▶ WORK TO DO: Quote all of the entries word for word.
===============
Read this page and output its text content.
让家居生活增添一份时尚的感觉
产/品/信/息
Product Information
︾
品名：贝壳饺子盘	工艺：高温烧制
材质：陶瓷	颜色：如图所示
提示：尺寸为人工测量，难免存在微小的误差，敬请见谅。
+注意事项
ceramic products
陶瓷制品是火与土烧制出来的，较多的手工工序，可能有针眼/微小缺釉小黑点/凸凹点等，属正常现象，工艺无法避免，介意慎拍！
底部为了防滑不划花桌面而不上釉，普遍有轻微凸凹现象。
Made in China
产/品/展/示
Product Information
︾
===============
▶ THE SOLUTION:
Read this page and output its text content.
让家居生活增添一份时尚的感觉
产/品/信/息
Product Information
︾
品名：贝壳饺子盘	工艺：高温烧制
材质：陶瓷	颜色：如图所示
提示：尺寸为人工测量，难免存在微小的误差，敬请见谅。
+注意事项
ceramic products
陶瓷制品是火与土烧制出来的，较多的手工工序，可能有针眼/微小缺釉小黑点/凸凹点等，属正常现象，工艺无法避免，介意慎拍！
底部为了防滑不划花桌面而不上釉，普遍有轻微凸凹现象。
Made in China
产/品/展/示
Product Information
︾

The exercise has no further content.